**Task to complete**
Pictures are to be left out; otherwise, copy exactly the lines from the line containing "Parse this chart and return its data as JSON." through the end of the data.

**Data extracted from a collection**
"""
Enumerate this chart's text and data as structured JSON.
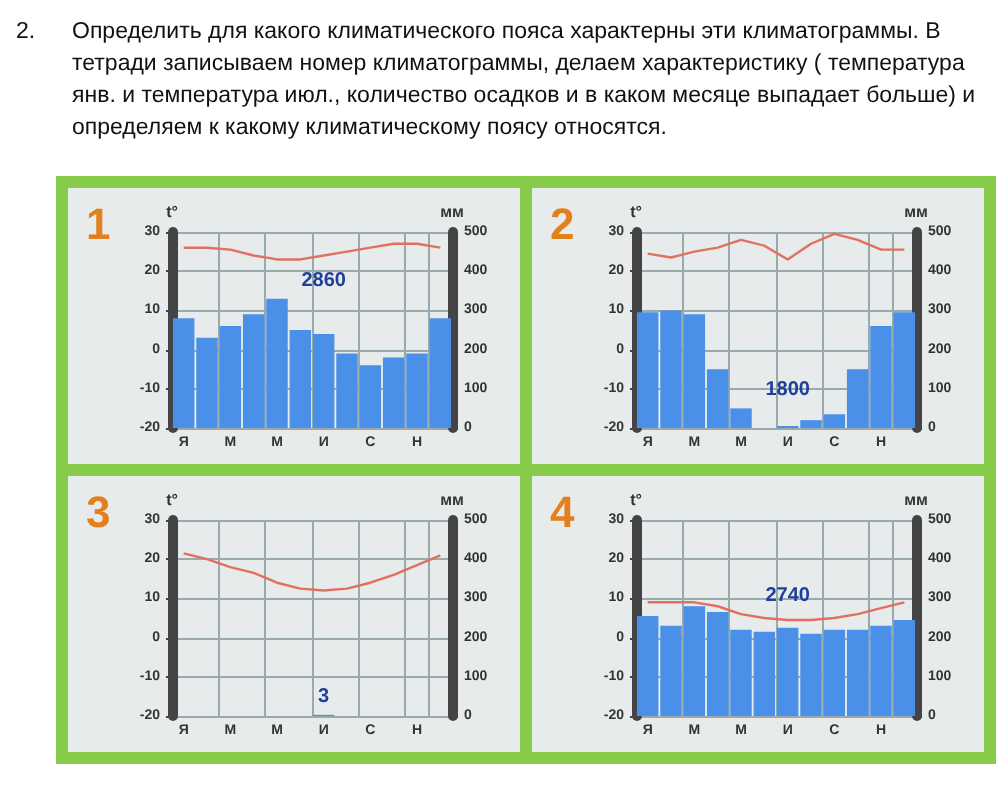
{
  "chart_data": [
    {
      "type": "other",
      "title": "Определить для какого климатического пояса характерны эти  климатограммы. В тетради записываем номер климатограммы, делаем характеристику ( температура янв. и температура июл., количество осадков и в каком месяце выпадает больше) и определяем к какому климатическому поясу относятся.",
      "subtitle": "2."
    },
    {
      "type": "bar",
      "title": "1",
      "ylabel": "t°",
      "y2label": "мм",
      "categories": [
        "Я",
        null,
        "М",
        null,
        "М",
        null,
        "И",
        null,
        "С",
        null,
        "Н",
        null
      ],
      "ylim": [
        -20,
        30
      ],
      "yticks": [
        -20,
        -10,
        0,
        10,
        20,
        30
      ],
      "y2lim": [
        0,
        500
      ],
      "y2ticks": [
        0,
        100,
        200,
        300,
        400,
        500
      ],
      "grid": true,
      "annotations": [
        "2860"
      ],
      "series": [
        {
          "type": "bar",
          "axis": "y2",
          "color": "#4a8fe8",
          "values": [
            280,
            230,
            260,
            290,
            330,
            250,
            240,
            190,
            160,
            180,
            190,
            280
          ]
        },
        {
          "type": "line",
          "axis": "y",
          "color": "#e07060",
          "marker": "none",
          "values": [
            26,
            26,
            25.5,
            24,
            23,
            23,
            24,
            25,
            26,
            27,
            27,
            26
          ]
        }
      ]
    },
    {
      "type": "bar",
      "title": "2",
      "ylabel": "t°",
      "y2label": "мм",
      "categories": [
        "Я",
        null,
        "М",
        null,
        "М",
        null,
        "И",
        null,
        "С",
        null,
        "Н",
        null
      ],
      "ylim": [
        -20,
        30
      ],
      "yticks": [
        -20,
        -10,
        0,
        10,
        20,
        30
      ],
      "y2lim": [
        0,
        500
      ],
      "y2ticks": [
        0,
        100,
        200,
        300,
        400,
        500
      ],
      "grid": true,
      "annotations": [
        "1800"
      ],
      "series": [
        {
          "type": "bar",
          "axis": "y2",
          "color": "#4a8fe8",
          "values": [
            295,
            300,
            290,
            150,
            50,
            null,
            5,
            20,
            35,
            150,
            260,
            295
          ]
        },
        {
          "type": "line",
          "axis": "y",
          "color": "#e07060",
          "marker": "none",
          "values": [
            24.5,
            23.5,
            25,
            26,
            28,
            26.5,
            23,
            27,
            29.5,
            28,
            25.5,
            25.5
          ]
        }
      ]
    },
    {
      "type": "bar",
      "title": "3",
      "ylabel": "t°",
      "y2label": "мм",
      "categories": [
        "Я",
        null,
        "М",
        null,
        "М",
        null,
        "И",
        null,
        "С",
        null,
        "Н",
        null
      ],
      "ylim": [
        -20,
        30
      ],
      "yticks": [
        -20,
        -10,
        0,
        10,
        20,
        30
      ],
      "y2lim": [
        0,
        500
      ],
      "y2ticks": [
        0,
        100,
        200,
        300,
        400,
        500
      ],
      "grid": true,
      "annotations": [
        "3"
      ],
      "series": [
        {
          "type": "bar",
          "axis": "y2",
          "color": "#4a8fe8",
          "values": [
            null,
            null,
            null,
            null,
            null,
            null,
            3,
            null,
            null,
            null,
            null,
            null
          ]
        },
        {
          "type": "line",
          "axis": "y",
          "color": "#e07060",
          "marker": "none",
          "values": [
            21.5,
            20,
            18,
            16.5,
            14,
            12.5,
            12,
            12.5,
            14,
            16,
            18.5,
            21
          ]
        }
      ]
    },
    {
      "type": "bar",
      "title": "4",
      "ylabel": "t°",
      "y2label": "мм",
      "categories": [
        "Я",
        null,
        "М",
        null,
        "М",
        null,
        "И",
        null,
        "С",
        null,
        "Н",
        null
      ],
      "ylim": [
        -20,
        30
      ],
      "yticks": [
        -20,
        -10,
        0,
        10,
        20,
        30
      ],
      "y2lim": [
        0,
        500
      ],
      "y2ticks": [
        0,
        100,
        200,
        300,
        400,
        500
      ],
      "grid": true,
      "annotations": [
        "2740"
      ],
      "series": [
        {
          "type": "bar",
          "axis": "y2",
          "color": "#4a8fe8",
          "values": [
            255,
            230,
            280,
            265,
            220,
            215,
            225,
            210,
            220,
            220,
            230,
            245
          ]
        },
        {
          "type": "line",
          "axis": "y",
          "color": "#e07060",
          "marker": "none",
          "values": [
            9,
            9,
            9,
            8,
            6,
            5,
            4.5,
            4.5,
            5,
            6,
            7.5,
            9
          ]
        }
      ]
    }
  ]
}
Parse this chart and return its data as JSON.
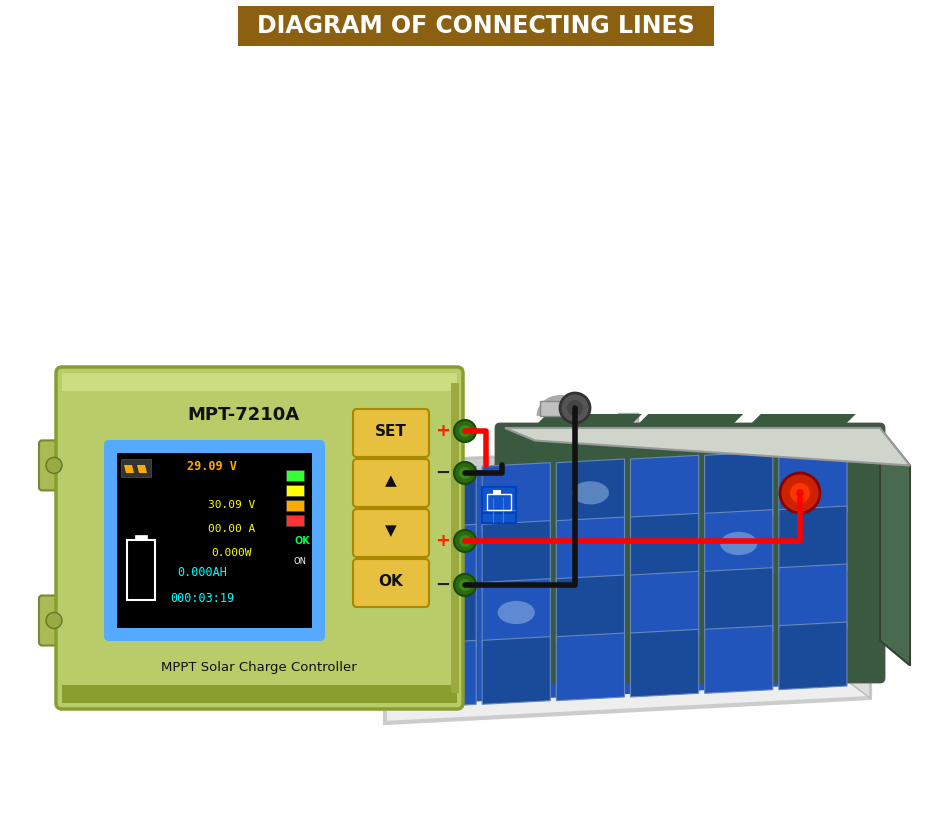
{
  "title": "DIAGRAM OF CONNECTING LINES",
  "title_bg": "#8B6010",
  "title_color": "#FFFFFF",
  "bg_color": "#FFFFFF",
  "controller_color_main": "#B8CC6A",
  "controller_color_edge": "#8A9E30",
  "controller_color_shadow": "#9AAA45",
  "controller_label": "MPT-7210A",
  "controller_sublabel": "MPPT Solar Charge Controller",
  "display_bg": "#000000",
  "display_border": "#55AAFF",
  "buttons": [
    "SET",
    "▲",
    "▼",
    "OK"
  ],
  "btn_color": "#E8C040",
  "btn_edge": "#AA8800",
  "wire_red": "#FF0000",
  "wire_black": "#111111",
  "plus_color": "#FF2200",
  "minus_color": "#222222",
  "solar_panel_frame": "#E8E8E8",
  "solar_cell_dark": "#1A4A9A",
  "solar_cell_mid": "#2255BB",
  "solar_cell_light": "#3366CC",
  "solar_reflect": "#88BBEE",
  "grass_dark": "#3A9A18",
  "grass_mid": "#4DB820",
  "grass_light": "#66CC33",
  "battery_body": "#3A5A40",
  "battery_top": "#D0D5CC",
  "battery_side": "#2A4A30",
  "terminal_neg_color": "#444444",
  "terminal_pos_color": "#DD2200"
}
"""
**Finished exercise**
Parse this chart and return its data as JSON.
{
  "title": "DIAGRAM OF CONNECTING LINES",
  "title_bg": "#8B6010",
  "title_color": "#FFFFFF",
  "bg_color": "#FFFFFF",
  "controller_color_main": "#B8CC6A",
  "controller_color_edge": "#8A9E30",
  "controller_color_shadow": "#9AAA45",
  "controller_label": "MPT-7210A",
  "controller_sublabel": "MPPT Solar Charge Controller",
  "display_bg": "#000000",
  "display_border": "#55AAFF",
  "buttons": [
    "SET",
    "▲",
    "▼",
    "OK"
  ],
  "btn_color": "#E8C040",
  "btn_edge": "#AA8800",
  "wire_red": "#FF0000",
  "wire_black": "#111111",
  "plus_color": "#FF2200",
  "minus_color": "#222222",
  "solar_panel_frame": "#E8E8E8",
  "solar_cell_dark": "#1A4A9A",
  "solar_cell_mid": "#2255BB",
  "solar_cell_light": "#3366CC",
  "solar_reflect": "#88BBEE",
  "grass_dark": "#3A9A18",
  "grass_mid": "#4DB820",
  "grass_light": "#66CC33",
  "battery_body": "#3A5A40",
  "battery_top": "#D0D5CC",
  "battery_side": "#2A4A30",
  "terminal_neg_color": "#444444",
  "terminal_pos_color": "#DD2200"
}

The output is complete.